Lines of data
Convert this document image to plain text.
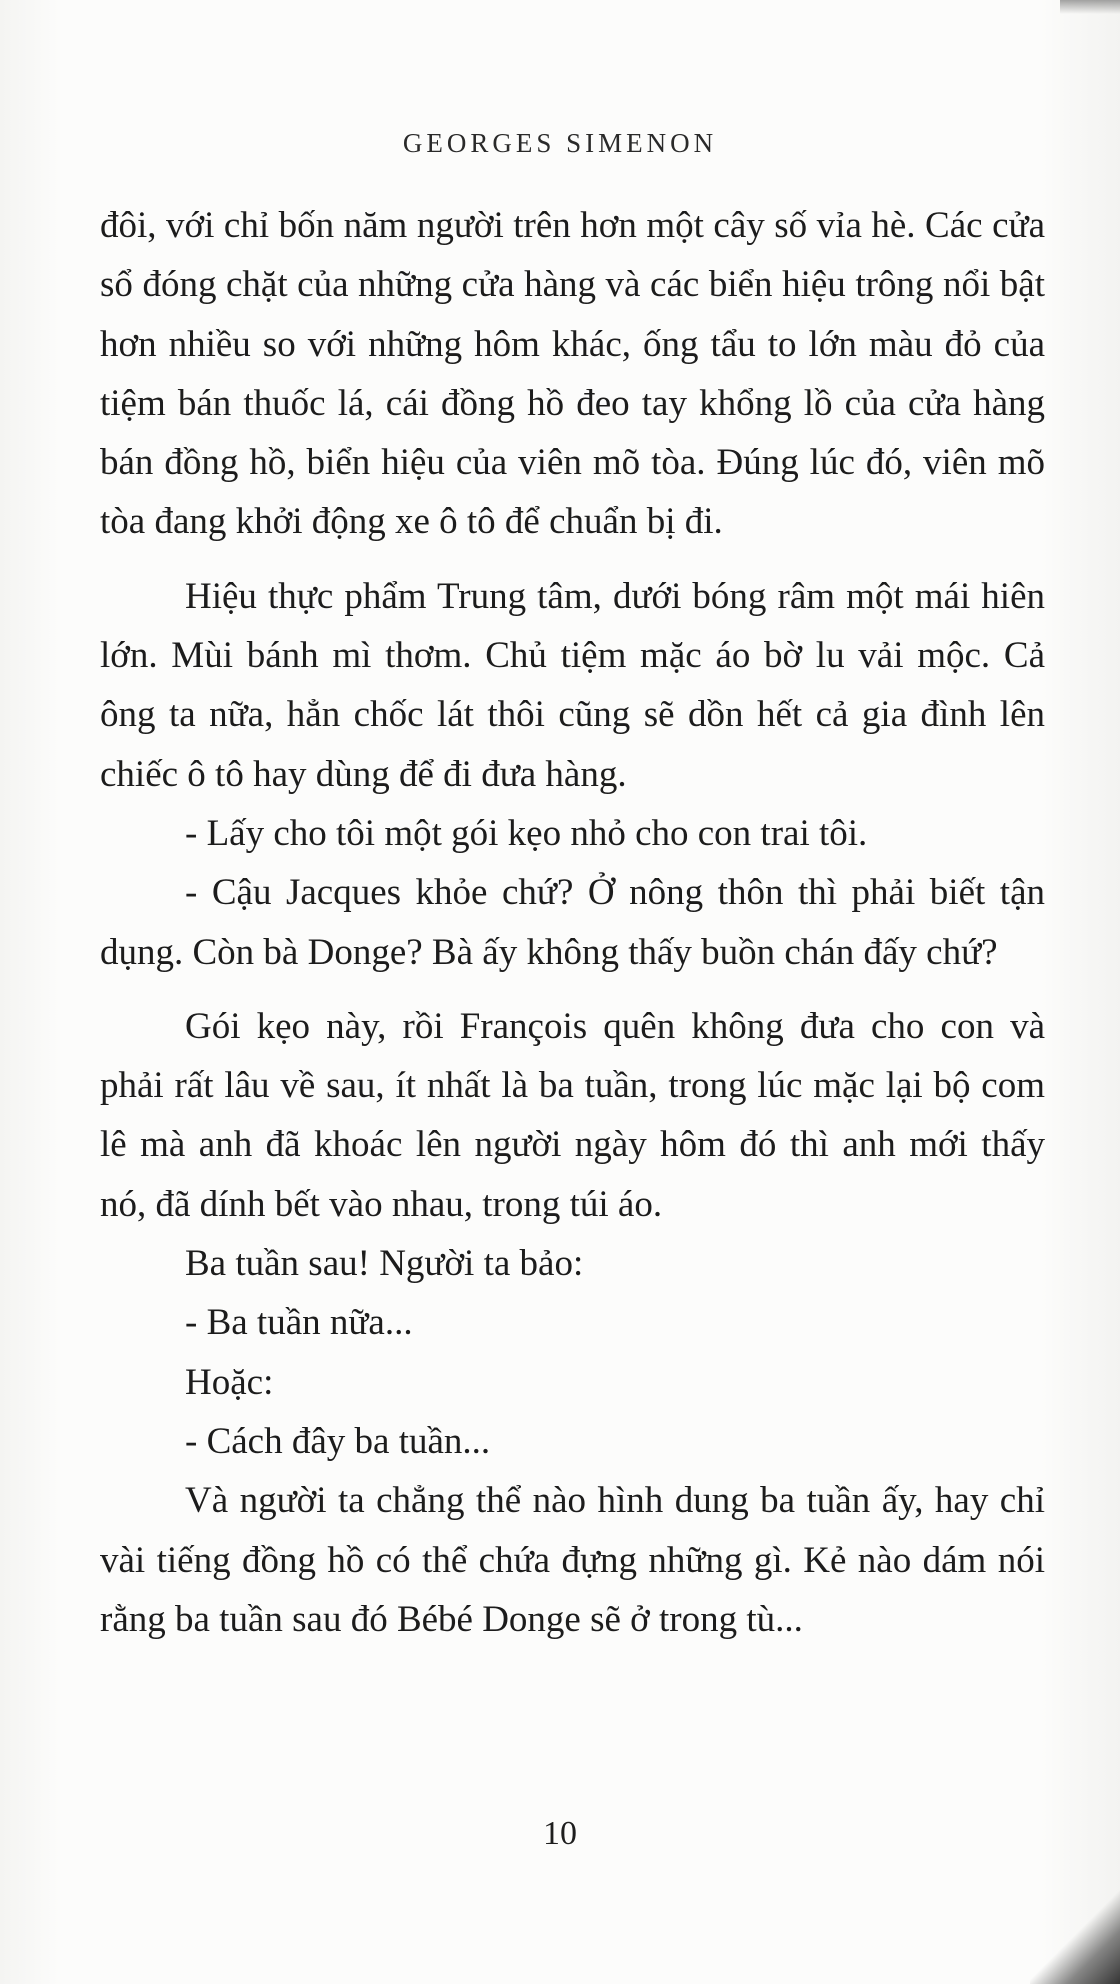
GEORGES SIMENON

đôi, với chỉ bốn năm người trên hơn một cây số vỉa hè. Các cửa sổ đóng chặt của những cửa hàng và các biển hiệu trông nổi bật hơn nhiều so với những hôm khác, ống tẩu to lớn màu đỏ của tiệm bán thuốc lá, cái đồng hồ đeo tay khổng lồ của cửa hàng bán đồng hồ, biển hiệu của viên mõ tòa. Đúng lúc đó, viên mõ tòa đang khởi động xe ô tô để chuẩn bị đi.

Hiệu thực phẩm Trung tâm, dưới bóng râm một mái hiên lớn. Mùi bánh mì thơm. Chủ tiệm mặc áo bờ lu vải mộc. Cả ông ta nữa, hẳn chốc lát thôi cũng sẽ dồn hết cả gia đình lên chiếc ô tô hay dùng để đi đưa hàng.

- Lấy cho tôi một gói kẹo nhỏ cho con trai tôi.

- Cậu Jacques khỏe chứ? Ở nông thôn thì phải biết tận dụng. Còn bà Donge? Bà ấy không thấy buồn chán đấy chứ?

Gói kẹo này, rồi François quên không đưa cho con và phải rất lâu về sau, ít nhất là ba tuần, trong lúc mặc lại bộ com lê mà anh đã khoác lên người ngày hôm đó thì anh mới thấy nó, đã dính bết vào nhau, trong túi áo.

Ba tuần sau! Người ta bảo:

- Ba tuần nữa...

Hoặc:

- Cách đây ba tuần...

Và người ta chẳng thể nào hình dung ba tuần ấy, hay chỉ vài tiếng đồng hồ có thể chứa đựng những gì. Kẻ nào dám nói rằng ba tuần sau đó Bébé Donge sẽ ở trong tù...

10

**Written problem**:
Return the material exactly as given, apart from the pictures.

**Answer to this exercise**:
Convert this document image to plain text.
GEORGES SIMENON

đôi, với chỉ bốn năm người trên hơn một cây số vỉa hè. Các cửa sổ đóng chặt của những cửa hàng và các biển hiệu trông nổi bật hơn nhiều so với những hôm khác, ống tẩu to lớn màu đỏ của tiệm bán thuốc lá, cái đồng hồ đeo tay khổng lồ của cửa hàng bán đồng hồ, biển hiệu của viên mõ tòa. Đúng lúc đó, viên mõ tòa đang khởi động xe ô tô để chuẩn bị đi.

Hiệu thực phẩm Trung tâm, dưới bóng râm một mái hiên lớn. Mùi bánh mì thơm. Chủ tiệm mặc áo bờ lu vải mộc. Cả ông ta nữa, hẳn chốc lát thôi cũng sẽ dồn hết cả gia đình lên chiếc ô tô hay dùng để đi đưa hàng.

- Lấy cho tôi một gói kẹo nhỏ cho con trai tôi.

- Cậu Jacques khỏe chứ? Ở nông thôn thì phải biết tận dụng. Còn bà Donge? Bà ấy không thấy buồn chán đấy chứ?

Gói kẹo này, rồi François quên không đưa cho con và phải rất lâu về sau, ít nhất là ba tuần, trong lúc mặc lại bộ com lê mà anh đã khoác lên người ngày hôm đó thì anh mới thấy nó, đã dính bết vào nhau, trong túi áo.

Ba tuần sau! Người ta bảo:

- Ba tuần nữa...

Hoặc:

- Cách đây ba tuần...

Và người ta chẳng thể nào hình dung ba tuần ấy, hay chỉ vài tiếng đồng hồ có thể chứa đựng những gì. Kẻ nào dám nói rằng ba tuần sau đó Bébé Donge sẽ ở trong tù...

10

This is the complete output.